Brief - Copy out each line of the data holding "structure".

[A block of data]
* * * * *

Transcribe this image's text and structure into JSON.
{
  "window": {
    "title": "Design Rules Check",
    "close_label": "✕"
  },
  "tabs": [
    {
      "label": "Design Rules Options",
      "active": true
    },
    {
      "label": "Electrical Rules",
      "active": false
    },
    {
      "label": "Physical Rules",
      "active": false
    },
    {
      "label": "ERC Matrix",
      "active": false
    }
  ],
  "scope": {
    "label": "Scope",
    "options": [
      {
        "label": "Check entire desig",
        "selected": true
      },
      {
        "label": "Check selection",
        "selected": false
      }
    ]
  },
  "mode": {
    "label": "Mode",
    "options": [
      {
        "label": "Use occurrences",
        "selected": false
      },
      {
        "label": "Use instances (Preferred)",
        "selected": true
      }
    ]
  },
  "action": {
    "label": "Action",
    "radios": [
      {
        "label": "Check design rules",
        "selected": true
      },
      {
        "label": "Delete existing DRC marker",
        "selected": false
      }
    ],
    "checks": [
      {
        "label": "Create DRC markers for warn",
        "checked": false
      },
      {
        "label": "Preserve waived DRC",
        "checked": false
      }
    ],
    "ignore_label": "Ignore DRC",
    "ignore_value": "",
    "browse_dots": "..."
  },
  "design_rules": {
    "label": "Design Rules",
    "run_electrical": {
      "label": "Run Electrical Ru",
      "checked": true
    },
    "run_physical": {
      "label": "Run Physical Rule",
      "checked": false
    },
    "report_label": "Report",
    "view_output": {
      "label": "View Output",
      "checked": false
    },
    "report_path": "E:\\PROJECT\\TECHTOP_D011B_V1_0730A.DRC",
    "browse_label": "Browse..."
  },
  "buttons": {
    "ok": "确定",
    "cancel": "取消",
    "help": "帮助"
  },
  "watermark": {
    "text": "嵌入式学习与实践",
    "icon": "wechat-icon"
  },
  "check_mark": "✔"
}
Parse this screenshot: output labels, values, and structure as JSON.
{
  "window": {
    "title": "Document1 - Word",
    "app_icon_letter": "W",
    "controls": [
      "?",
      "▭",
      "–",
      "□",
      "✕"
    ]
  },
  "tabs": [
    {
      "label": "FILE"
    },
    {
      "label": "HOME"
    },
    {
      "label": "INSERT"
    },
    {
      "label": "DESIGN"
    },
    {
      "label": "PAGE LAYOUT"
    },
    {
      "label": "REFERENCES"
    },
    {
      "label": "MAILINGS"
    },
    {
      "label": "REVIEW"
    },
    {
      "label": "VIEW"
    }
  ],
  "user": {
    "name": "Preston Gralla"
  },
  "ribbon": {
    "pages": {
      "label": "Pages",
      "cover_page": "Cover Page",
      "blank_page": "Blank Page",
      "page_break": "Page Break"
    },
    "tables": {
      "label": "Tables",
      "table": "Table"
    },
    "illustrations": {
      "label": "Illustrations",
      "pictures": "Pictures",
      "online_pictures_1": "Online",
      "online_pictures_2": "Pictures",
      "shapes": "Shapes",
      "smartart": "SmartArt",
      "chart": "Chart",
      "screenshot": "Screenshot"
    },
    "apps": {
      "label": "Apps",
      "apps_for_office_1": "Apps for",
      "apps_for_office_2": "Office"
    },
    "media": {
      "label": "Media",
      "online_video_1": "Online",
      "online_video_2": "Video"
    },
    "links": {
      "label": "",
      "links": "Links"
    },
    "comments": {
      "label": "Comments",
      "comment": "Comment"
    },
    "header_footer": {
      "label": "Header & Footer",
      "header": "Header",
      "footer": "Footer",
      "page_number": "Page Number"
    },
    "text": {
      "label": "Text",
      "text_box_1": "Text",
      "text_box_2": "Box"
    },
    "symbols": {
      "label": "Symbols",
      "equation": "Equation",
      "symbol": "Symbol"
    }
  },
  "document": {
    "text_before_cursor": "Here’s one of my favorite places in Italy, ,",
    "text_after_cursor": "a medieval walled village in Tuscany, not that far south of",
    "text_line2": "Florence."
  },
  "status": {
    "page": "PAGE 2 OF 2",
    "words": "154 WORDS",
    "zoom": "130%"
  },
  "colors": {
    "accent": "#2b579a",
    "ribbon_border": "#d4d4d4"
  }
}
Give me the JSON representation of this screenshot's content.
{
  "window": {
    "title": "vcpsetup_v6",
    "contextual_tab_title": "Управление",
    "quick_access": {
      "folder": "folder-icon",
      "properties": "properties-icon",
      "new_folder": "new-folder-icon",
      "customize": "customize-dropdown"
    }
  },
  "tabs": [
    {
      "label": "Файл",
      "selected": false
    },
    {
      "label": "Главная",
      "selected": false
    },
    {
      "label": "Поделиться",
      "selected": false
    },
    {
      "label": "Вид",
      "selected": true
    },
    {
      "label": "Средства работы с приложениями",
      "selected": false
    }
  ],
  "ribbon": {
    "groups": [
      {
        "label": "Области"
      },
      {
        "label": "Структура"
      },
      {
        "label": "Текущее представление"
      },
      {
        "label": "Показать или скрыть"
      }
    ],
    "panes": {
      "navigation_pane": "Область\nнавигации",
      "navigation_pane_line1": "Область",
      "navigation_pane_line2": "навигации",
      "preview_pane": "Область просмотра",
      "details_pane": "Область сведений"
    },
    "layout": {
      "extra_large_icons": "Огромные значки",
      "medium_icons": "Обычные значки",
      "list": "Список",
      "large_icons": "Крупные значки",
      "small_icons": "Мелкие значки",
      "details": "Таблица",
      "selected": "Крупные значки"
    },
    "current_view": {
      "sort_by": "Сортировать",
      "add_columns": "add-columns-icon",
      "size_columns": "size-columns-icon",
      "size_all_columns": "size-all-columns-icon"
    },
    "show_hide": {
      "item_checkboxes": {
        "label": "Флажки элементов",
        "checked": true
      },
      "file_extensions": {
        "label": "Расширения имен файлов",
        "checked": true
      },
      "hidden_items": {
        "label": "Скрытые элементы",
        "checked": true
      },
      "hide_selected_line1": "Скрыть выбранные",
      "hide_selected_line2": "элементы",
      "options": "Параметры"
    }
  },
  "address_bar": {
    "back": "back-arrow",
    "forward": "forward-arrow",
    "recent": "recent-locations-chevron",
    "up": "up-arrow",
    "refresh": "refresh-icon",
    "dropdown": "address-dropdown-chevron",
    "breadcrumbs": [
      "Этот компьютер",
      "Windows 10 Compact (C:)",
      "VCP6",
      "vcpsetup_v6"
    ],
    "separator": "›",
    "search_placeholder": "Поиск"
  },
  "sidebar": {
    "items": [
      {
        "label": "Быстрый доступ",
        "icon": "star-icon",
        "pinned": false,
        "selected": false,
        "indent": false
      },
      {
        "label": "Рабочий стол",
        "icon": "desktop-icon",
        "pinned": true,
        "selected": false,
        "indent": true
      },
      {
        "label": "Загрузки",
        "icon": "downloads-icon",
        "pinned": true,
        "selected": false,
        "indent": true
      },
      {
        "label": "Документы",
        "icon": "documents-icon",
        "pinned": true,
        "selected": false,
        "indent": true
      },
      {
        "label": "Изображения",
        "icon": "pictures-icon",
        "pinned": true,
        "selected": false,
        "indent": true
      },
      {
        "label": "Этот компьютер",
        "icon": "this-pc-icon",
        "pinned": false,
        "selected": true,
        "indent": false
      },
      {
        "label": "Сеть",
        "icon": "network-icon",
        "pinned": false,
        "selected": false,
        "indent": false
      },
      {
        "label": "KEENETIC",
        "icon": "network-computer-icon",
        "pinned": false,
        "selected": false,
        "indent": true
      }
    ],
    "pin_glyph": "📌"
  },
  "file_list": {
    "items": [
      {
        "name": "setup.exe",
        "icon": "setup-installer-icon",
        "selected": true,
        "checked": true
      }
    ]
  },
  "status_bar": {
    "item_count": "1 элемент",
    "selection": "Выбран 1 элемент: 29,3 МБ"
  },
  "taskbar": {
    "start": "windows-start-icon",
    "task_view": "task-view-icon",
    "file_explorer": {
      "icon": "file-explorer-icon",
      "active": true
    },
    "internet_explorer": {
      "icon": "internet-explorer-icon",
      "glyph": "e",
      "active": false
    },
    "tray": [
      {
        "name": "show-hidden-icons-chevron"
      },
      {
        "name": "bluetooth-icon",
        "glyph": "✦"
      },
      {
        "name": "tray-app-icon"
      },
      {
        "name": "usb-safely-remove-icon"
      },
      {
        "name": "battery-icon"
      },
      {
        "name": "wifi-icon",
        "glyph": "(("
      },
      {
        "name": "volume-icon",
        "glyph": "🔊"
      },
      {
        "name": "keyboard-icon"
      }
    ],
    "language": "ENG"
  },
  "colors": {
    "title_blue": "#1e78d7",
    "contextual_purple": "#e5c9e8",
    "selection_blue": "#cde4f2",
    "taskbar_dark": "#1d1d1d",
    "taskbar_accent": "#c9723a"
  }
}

* * * * *

Exercise result -
Transcribe this image's text and structure into JSON.
Parse this screenshot: output labels, values, and structure as JSON.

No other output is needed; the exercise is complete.